WHAT IS ASKED –
Identify the lines that contain the string "Logs", then copy each of them.
====== SOURCE RECORDS
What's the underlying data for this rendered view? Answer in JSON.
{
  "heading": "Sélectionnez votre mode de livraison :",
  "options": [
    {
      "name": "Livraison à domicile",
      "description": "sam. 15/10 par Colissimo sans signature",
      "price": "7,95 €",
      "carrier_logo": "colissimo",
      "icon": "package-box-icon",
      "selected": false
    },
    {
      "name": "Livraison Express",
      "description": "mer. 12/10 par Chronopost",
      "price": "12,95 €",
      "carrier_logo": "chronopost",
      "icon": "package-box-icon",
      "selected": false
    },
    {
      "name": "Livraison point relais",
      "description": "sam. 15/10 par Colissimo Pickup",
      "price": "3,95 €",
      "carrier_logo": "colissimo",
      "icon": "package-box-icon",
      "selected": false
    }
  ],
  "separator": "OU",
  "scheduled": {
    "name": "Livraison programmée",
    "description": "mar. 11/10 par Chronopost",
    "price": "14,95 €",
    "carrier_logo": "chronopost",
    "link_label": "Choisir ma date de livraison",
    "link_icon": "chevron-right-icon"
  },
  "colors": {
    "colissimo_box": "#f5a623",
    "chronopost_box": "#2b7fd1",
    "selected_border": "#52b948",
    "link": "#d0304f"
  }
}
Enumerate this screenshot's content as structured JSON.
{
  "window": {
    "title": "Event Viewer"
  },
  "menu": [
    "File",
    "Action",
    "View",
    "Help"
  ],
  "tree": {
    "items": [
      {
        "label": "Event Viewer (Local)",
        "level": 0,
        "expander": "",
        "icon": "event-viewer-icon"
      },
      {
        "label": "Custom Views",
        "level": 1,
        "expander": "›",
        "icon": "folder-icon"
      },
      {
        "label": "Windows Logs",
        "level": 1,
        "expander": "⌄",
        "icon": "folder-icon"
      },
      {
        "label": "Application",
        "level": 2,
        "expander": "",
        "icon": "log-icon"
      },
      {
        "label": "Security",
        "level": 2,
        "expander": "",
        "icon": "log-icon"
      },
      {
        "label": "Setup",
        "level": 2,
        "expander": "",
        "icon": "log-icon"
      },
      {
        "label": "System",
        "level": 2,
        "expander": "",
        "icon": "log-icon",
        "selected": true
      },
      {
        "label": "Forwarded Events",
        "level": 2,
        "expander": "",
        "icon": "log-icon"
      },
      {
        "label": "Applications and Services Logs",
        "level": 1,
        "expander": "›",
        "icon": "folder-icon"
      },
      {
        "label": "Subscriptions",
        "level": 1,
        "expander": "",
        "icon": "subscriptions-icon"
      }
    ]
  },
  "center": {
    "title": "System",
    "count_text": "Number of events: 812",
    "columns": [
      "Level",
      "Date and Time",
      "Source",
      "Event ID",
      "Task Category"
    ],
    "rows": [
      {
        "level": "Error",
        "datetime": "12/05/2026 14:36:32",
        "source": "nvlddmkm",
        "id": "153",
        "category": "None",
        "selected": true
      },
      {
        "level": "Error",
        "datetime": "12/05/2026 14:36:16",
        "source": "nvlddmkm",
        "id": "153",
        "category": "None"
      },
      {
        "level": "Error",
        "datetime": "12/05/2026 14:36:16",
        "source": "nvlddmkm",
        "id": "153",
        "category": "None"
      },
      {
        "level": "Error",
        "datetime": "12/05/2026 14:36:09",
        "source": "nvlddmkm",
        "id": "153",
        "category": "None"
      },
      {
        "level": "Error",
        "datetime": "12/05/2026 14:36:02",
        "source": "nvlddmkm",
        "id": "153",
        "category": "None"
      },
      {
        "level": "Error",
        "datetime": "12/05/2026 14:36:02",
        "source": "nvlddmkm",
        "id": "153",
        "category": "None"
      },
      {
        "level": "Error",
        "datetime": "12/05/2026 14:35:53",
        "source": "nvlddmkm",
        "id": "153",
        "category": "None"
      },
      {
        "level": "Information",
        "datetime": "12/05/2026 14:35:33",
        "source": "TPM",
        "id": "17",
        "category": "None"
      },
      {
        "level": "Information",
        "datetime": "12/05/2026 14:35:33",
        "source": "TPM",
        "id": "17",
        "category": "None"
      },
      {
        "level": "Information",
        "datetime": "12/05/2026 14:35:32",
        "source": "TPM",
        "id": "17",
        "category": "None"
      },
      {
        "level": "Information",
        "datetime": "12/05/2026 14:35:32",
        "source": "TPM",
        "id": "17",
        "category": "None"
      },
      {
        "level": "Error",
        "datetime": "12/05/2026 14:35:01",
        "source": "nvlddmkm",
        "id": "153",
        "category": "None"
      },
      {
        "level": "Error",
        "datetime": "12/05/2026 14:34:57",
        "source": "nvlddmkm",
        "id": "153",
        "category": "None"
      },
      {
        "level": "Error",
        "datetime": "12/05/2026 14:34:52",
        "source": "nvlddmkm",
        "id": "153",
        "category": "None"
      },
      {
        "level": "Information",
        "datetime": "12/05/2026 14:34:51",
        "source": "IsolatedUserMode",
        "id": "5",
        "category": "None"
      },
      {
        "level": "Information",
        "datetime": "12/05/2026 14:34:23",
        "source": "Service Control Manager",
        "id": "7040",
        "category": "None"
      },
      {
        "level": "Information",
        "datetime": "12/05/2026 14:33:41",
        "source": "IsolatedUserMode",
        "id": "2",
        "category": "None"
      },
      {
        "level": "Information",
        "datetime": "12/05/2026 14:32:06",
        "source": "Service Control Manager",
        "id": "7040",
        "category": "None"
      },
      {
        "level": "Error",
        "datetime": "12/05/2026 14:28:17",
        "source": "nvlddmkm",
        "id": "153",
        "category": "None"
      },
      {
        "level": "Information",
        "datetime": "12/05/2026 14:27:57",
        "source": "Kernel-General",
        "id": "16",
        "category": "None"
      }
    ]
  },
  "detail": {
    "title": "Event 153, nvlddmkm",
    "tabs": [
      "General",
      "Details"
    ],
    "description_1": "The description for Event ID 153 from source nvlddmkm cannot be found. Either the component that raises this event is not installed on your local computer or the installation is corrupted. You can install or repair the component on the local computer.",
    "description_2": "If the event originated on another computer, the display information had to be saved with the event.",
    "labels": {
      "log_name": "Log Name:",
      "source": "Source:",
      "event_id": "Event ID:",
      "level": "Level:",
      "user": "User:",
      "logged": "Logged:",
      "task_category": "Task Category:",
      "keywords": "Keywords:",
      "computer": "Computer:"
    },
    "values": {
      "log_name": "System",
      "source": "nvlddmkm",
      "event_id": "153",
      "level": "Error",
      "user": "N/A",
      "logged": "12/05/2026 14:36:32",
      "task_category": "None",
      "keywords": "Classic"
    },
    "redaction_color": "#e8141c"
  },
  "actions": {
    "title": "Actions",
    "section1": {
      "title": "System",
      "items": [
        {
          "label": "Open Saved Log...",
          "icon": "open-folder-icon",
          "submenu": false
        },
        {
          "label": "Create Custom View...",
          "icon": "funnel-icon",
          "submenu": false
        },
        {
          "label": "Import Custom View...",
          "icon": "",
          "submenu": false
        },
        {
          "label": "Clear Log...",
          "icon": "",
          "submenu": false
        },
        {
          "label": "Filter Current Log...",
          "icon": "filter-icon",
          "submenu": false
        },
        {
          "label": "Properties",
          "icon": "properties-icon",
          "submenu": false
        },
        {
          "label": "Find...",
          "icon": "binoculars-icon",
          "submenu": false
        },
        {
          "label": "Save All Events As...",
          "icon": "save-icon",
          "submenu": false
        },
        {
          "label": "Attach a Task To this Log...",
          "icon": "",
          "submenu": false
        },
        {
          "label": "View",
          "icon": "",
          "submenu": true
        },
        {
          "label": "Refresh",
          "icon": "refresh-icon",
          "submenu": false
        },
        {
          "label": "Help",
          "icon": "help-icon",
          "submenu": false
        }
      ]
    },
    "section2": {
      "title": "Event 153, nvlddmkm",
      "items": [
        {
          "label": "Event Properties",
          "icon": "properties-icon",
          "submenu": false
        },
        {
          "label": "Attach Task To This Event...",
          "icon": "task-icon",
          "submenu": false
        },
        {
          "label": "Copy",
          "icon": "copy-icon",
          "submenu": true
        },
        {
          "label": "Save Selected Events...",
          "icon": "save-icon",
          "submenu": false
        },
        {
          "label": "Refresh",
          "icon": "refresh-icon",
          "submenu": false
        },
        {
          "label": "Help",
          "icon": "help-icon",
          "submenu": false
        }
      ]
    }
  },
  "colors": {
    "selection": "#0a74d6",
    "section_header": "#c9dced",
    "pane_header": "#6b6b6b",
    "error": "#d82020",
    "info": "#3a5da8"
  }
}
============
RESPONSE –
        "label": "Windows Logs",
        "label": "Applications and Services Logs",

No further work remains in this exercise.